Find and return each line containing "that".

────────────────

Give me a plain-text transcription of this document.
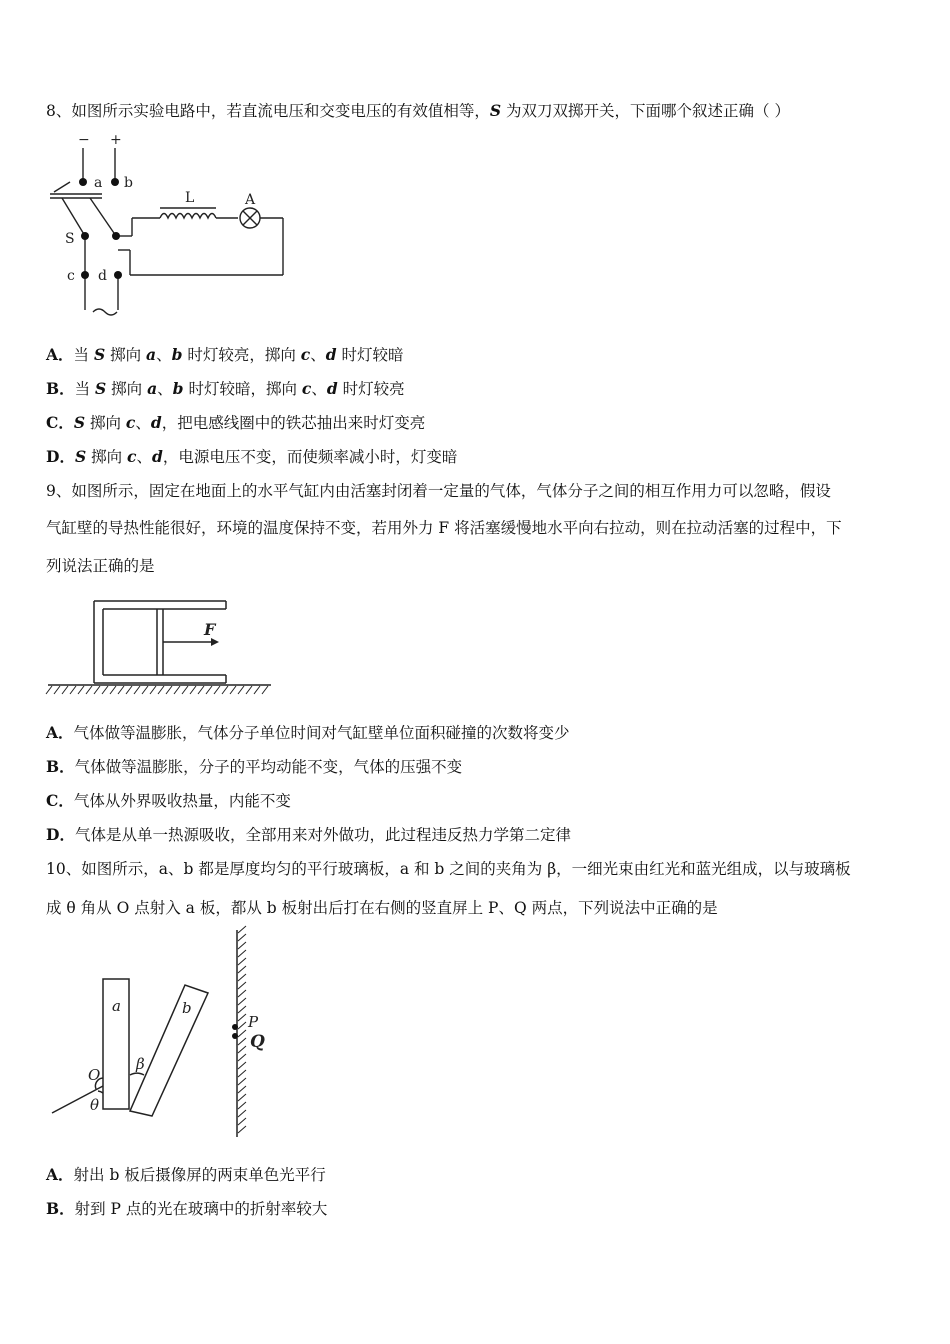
8、如图所示实验电路中，若直流电压和交变电压的有效值相等，S 为双刀双掷开关，下面哪个叙述正确（ ）
− +
a b
L	A
S
c d
A．当 S 掷向 a、b 时灯较亮，掷向 c、d 时灯较暗
B．当 S 掷向 a、b 时灯较暗，掷向 c、d 时灯较亮
C．S 掷向 c、d，把电感线圈中的铁芯抽出来时灯变亮
D．S 掷向 c、d，电源电压不变，而使频率减小时，灯变暗
9、如图所示，固定在地面上的水平气缸内由活塞封闭着一定量的气体，气体分子之间的相互作用力可以忽略，假设
气缸壁的导热性能很好，环境的温度保持不变，若用外力 F 将活塞缓慢地水平向右拉动，则在拉动活塞的过程中，下
列说法正确的是
F
A．气体做等温膨胀，气体分子单位时间对气缸壁单位面积碰撞的次数将变少
B．气体做等温膨胀，分子的平均动能不变，气体的压强不变
C．气体从外界吸收热量，内能不变
D．气体是从单一热源吸收，全部用来对外做功，此过程违反热力学第二定律
10、如图所示，a、b 都是厚度均匀的平行玻璃板，a 和 b 之间的夹角为 β，一细光束由红光和蓝光组成，以与玻璃板
成 θ 角从 O 点射入 a 板，都从 b 板射出后打在右侧的竖直屏上 P、Q 两点，下列说法中正确的是
a	b
P
Q
O
β
θ
A．射出 b 板后摄像屏的两束单色光平行
B．射到 P 点的光在玻璃中的折射率较大
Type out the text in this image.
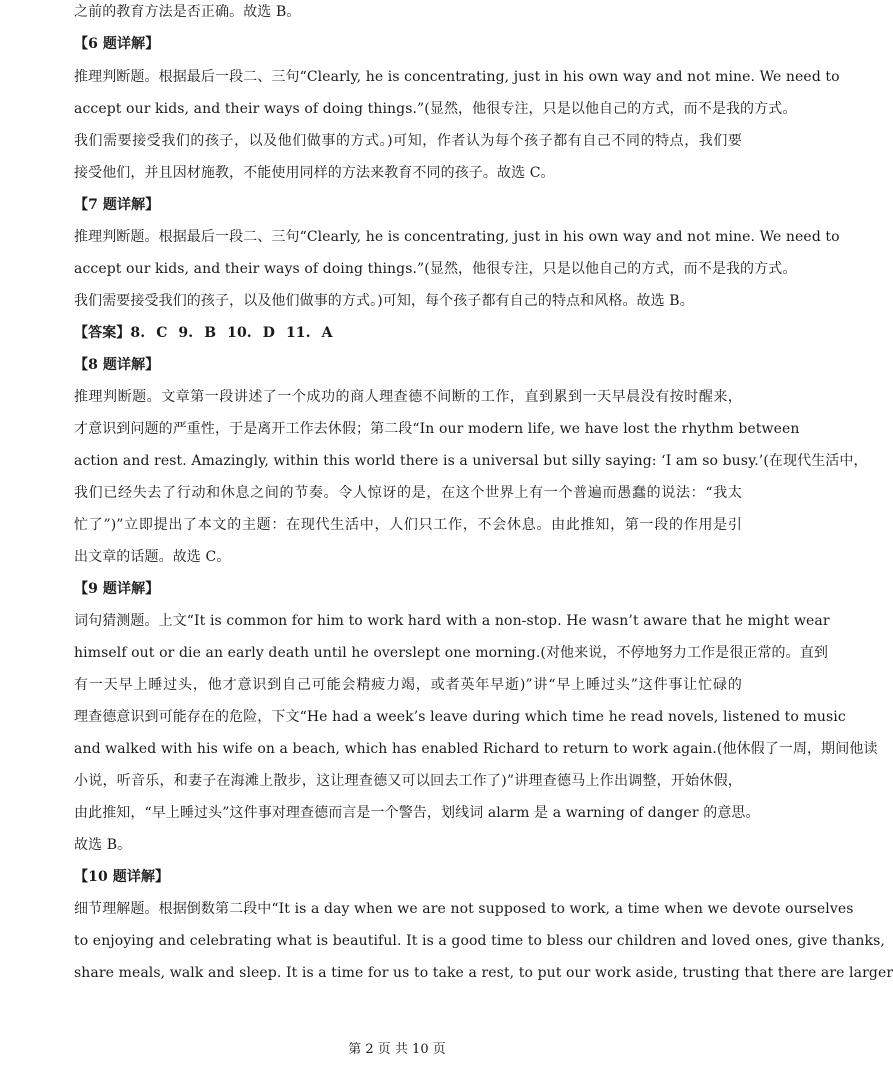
之前的教育方法是否正确。故选 B。
【6 题详解】
推理判断题。根据最后一段二、三句“Clearly, he is concentrating, just in his own way and not mine. We need to
accept our kids, and their ways of doing things.”(显然，他很专注，只是以他自己的方式，而不是我的方式。
我们需要接受我们的孩子，以及他们做事的方式。)可知，作者认为每个孩子都有自己不同的特点，我们要
接受他们，并且因材施教，不能使用同样的方法来教育不同的孩子。故选 C。
【7 题详解】
推理判断题。根据最后一段二、三句“Clearly, he is concentrating, just in his own way and not mine. We need to
accept our kids, and their ways of doing things.”(显然，他很专注，只是以他自己的方式，而不是我的方式。
我们需要接受我们的孩子，以及他们做事的方式。)可知，每个孩子都有自己的特点和风格。故选 B。
【答案】8. C 9. B 10. D 11. A
【8 题详解】
推理判断题。文章第一段讲述了一个成功的商人理查德不间断的工作，直到累到一天早晨没有按时醒来，
才意识到问题的严重性，于是离开工作去休假；第二段“In our modern life, we have lost the rhythm between
action and rest. Amazingly, within this world there is a universal but silly saying: ‘I am so busy.’(在现代生活中，
我们已经失去了行动和休息之间的节奏。令人惊讶的是，在这个世界上有一个普遍而愚蠢的说法：“我太
忙了”)”立即提出了本文的主题：在现代生活中，人们只工作，不会休息。由此推知，第一段的作用是引
出文章的话题。故选 C。
【9 题详解】
词句猜测题。上文“It is common for him to work hard with a non-stop. He wasn’t aware that he might wear
himself out or die an early death until he overslept one morning.(对他来说，不停地努力工作是很正常的。直到
有一天早上睡过头，他才意识到自己可能会精疲力竭，或者英年早逝)”讲“早上睡过头”这件事让忙碌的
理查德意识到可能存在的危险，下文“He had a week’s leave during which time he read novels, listened to music
and walked with his wife on a beach, which has enabled Richard to return to work again.(他休假了一周，期间他读
小说，听音乐，和妻子在海滩上散步，这让理查德又可以回去工作了)”讲理查德马上作出调整，开始休假，
由此推知，“早上睡过头”这件事对理查德而言是一个警告，划线词 alarm 是 a warning of danger 的意思。
故选 B。
【10 题详解】
细节理解题。根据倒数第二段中“It is a day when we are not supposed to work, a time when we devote ourselves
to enjoying and celebrating what is beautiful. It is a good time to bless our children and loved ones, give thanks,
share meals, walk and sleep. It is a time for us to take a rest, to put our work aside, trusting that there are larger
第 2 页 共 10 页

────────────────

## The solution
词句猜测题。上文“It is common for him to work hard with a non-stop. He wasn’t aware that he might wear
share meals, walk and sleep. It is a time for us to take a rest, to put our work aside, trusting that there are larger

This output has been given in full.